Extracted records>
-=-=-

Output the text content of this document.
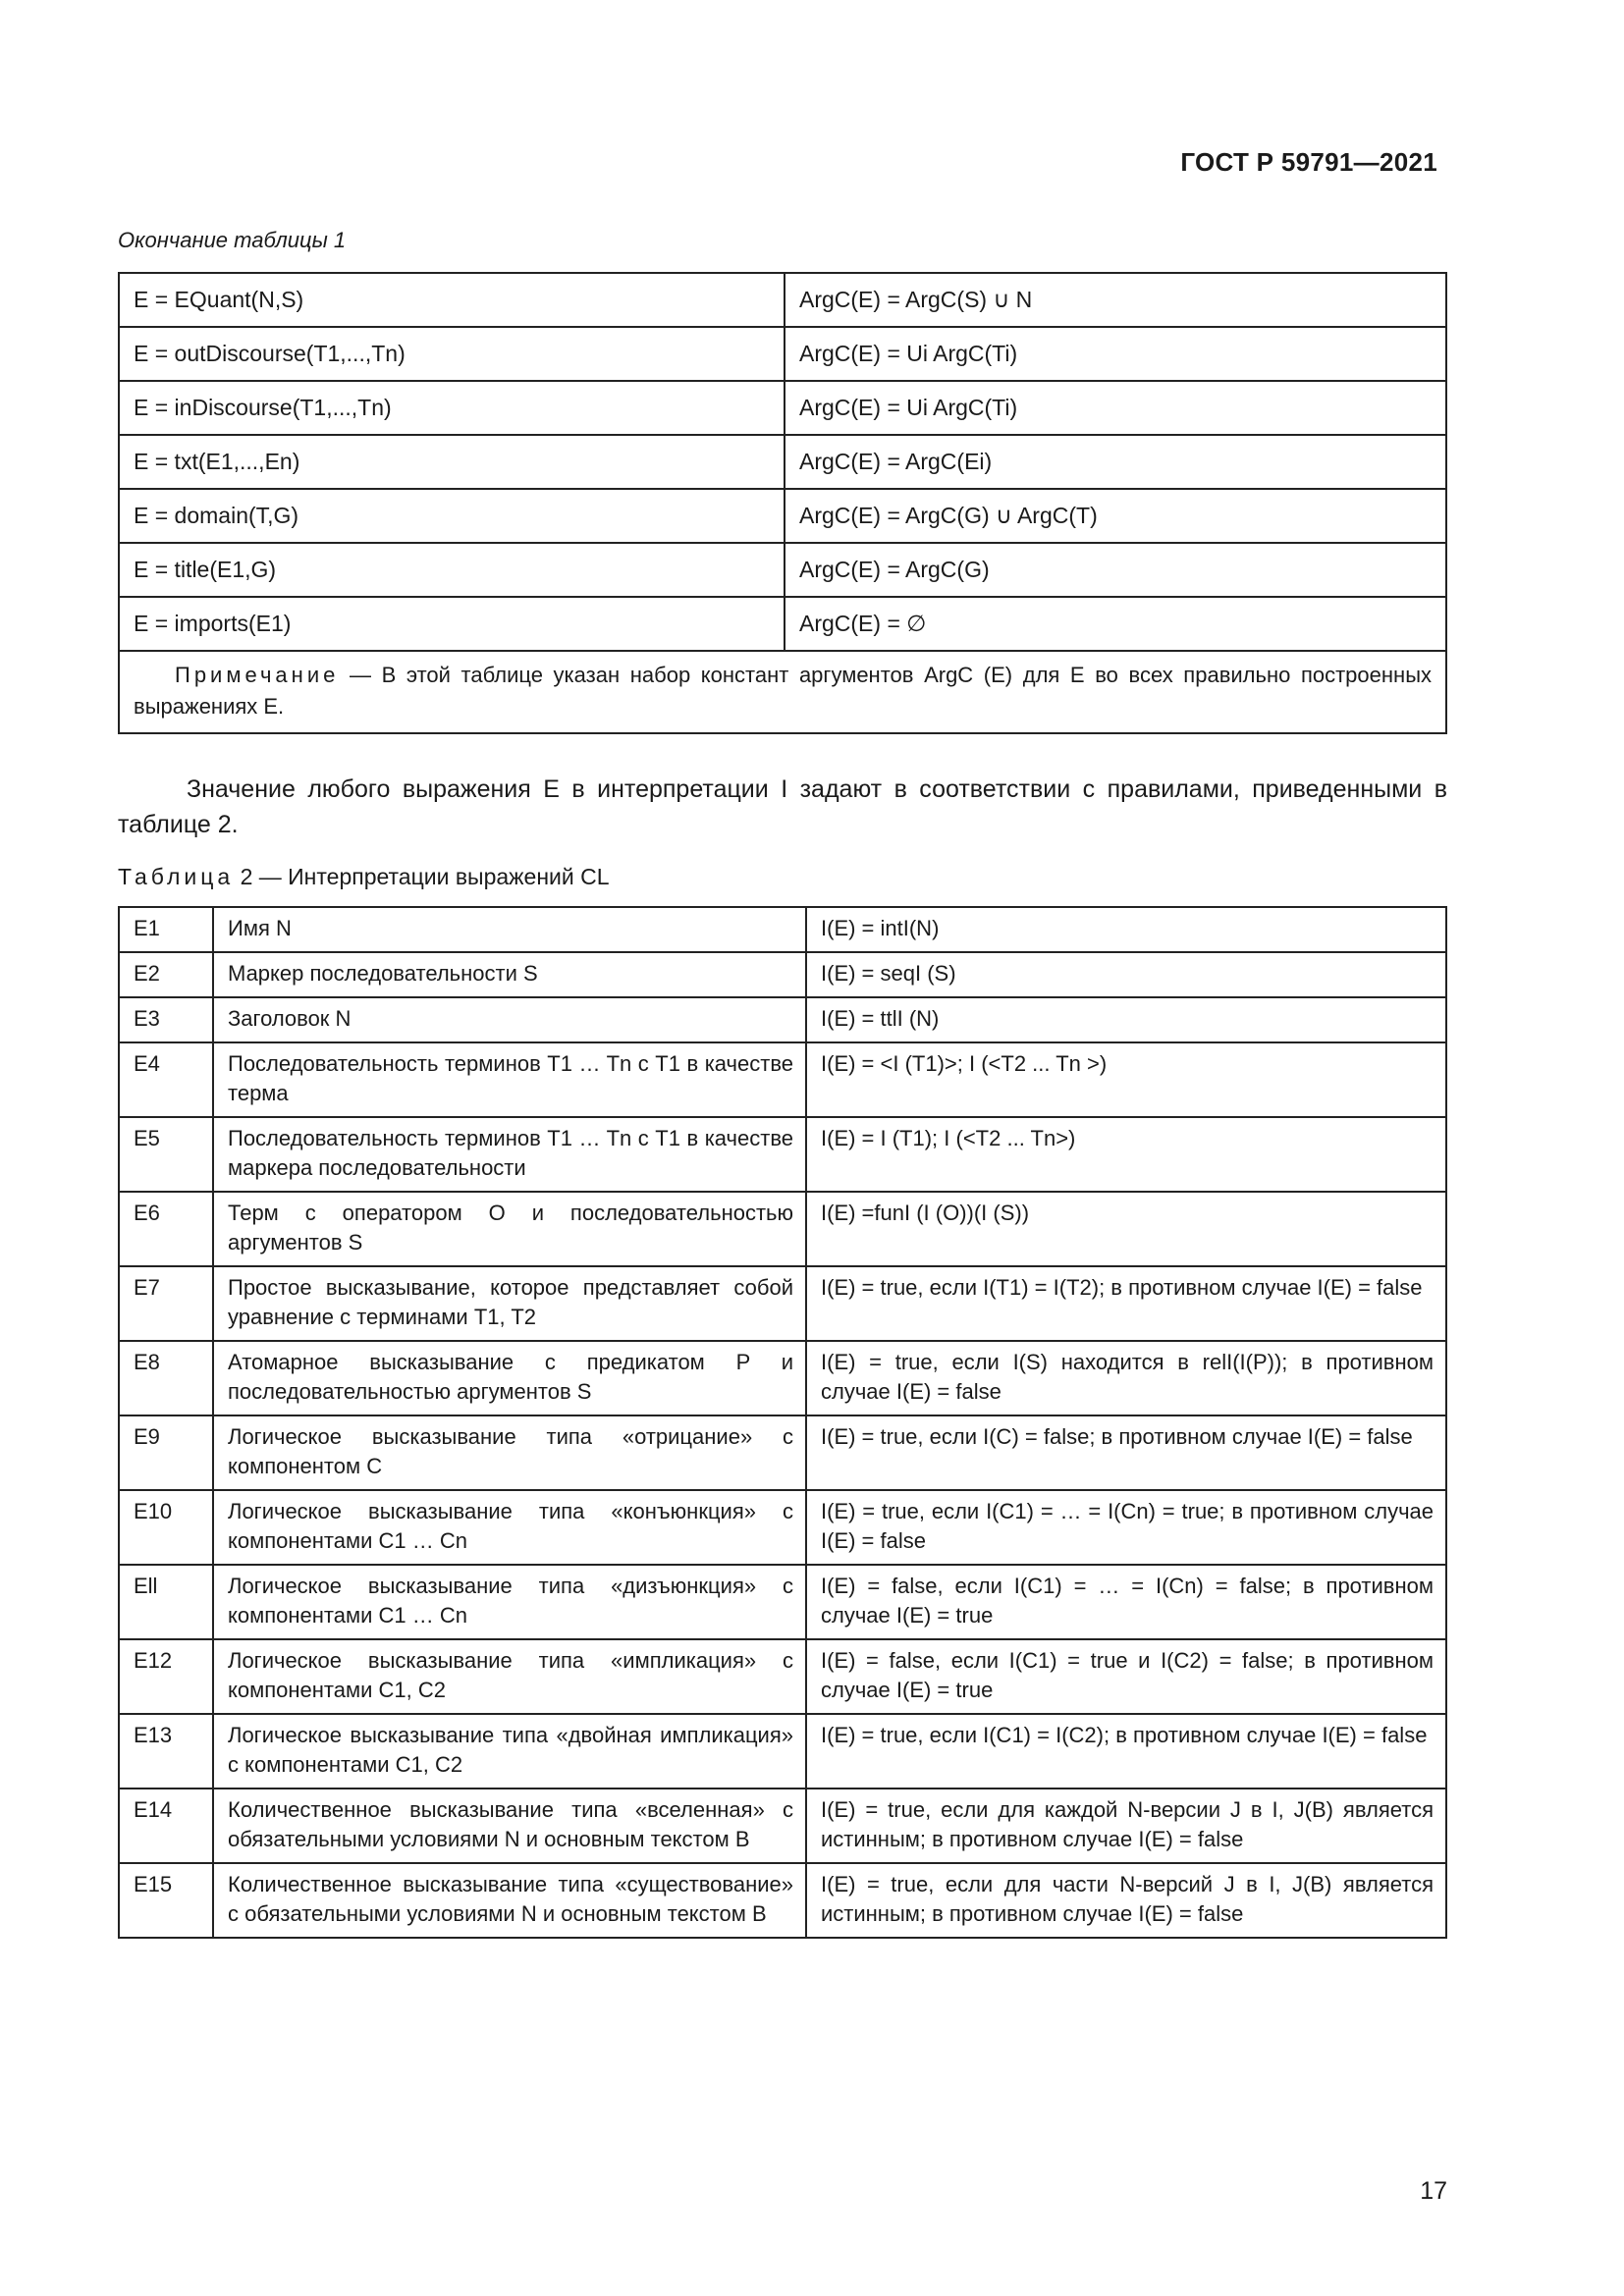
ГОСТ Р 59791—2021
Окончание таблицы 1
E = EQuant(N,S)	ArgC(E) = ArgC(S) ∪ N
E = outDiscourse(T1,...,Tn)	ArgC(E) = Ui ArgC(Ti)
E = inDiscourse(T1,...,Tn)	ArgC(E) = Ui ArgC(Ti)
E = txt(E1,...,En)	ArgC(E) = ArgC(Ei)
E = domain(T,G)	ArgC(E) = ArgC(G) ∪ ArgC(T)
E = title(E1,G)	ArgC(E) = ArgC(G)
E = imports(E1)	ArgC(E) = ∅
Примечание — В этой таблице указан набор констант аргументов ArgC (E) для E во всех правильно построенных выражениях E.	
Значение любого выражения E в интерпретации I задают в соответствии с правилами, приведенными в таблице 2.
Таблица 2 — Интерпретации выражений CL
E1	Имя N	I(E) = intI(N)
E2	Маркер последовательности S	I(E) = seqI (S)
E3	Заголовок N	I(E) = ttlI (N)
E4	Последовательность терминов T1 … Tn с T1 в качестве терма	I(E) = <I (T1)>; I (<T2 ... Tn >)
E5	Последовательность терминов T1 … Tn с T1 в качестве маркера последовательности	I(E) = I (T1); I (<T2 ... Tn>)
E6	Терм с оператором O и последовательностью аргументов S	I(E) =funI (I (O))(I (S))
E7	Простое высказывание, которое представляет собой уравнение с терминами T1, T2	I(E) = true, если I(T1) = I(T2); в противном случае I(E) = false
E8	Атомарное высказывание с предикатом P и последовательностью аргументов S	I(E) = true, если I(S) находится в relI(I(P)); в противном случае I(E) = false
E9	Логическое высказывание типа «отрицание» с компонентом C	I(E) = true, если I(C) = false; в противном случае I(E) = false
E10	Логическое высказывание типа «конъюнкция» с компонентами C1 … Cn	I(E) = true, если I(C1) = … = I(Cn) = true; в противном случае I(E) = false
Ell	Логическое высказывание типа «дизъюнкция» с компонентами C1 … Cn	I(E) = false, если I(C1) = … = I(Cn) = false; в противном случае I(E) = true
E12	Логическое высказывание типа «импликация» с компонентами C1, C2	I(E) = false, если I(C1) = true и I(C2) = false; в противном случае I(E) = true
E13	Логическое высказывание типа «двойная импликация» с компонентами C1, C2	I(E) = true, если I(C1) = I(C2); в противном случае I(E) = false
E14	Количественное высказывание типа «вселенная» с обязательными условиями N и основным текстом B	I(E) = true, если для каждой N-версии J в I, J(B) является истинным; в противном случае I(E) = false
E15	Количественное высказывание типа «существование» с обязательными условиями N и основным текстом B	I(E) = true, если для части N-версий J в I, J(B) является истинным; в противном случае I(E) = false
17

-=-=-

Exclude every picture and copy the remaining data exactly.

Expected output>
Output the text content of this document.
ГОСТ Р 59791—2021
Окончание таблицы 1
E = EQuant(N,S)	ArgC(E) = ArgC(S) ∪ N
E = outDiscourse(T1,...,Tn)	ArgC(E) = Ui ArgC(Ti)
E = inDiscourse(T1,...,Tn)	ArgC(E) = Ui ArgC(Ti)
E = txt(E1,...,En)	ArgC(E) = ArgC(Ei)
E = domain(T,G)	ArgC(E) = ArgC(G) ∪ ArgC(T)
E = title(E1,G)	ArgC(E) = ArgC(G)
E = imports(E1)	ArgC(E) = ∅
Примечание — В этой таблице указан набор констант аргументов ArgC (E) для E во всех правильно построенных выражениях E.	
Значение любого выражения E в интерпретации I задают в соответствии с правилами, приведенными в таблице 2.
Таблица 2 — Интерпретации выражений CL
E1	Имя N	I(E) = intI(N)
E2	Маркер последовательности S	I(E) = seqI (S)
E3	Заголовок N	I(E) = ttlI (N)
E4	Последовательность терминов T1 … Tn с T1 в качестве терма	I(E) = <I (T1)>; I (<T2 ... Tn >)
E5	Последовательность терминов T1 … Tn с T1 в качестве маркера последовательности	I(E) = I (T1); I (<T2 ... Tn>)
E6	Терм с оператором O и последовательностью аргументов S	I(E) =funI (I (O))(I (S))
E7	Простое высказывание, которое представляет собой уравнение с терминами T1, T2	I(E) = true, если I(T1) = I(T2); в противном случае I(E) = false
E8	Атомарное высказывание с предикатом P и последовательностью аргументов S	I(E) = true, если I(S) находится в relI(I(P)); в противном случае I(E) = false
E9	Логическое высказывание типа «отрицание» с компонентом C	I(E) = true, если I(C) = false; в противном случае I(E) = false
E10	Логическое высказывание типа «конъюнкция» с компонентами C1 … Cn	I(E) = true, если I(C1) = … = I(Cn) = true; в противном случае I(E) = false
Ell	Логическое высказывание типа «дизъюнкция» с компонентами C1 … Cn	I(E) = false, если I(C1) = … = I(Cn) = false; в противном случае I(E) = true
E12	Логическое высказывание типа «импликация» с компонентами C1, C2	I(E) = false, если I(C1) = true и I(C2) = false; в противном случае I(E) = true
E13	Логическое высказывание типа «двойная импликация» с компонентами C1, C2	I(E) = true, если I(C1) = I(C2); в противном случае I(E) = false
E14	Количественное высказывание типа «вселенная» с обязательными условиями N и основным текстом B	I(E) = true, если для каждой N-версии J в I, J(B) является истинным; в противном случае I(E) = false
E15	Количественное высказывание типа «существование» с обязательными условиями N и основным текстом B	I(E) = true, если для части N-версий J в I, J(B) является истинным; в противном случае I(E) = false
17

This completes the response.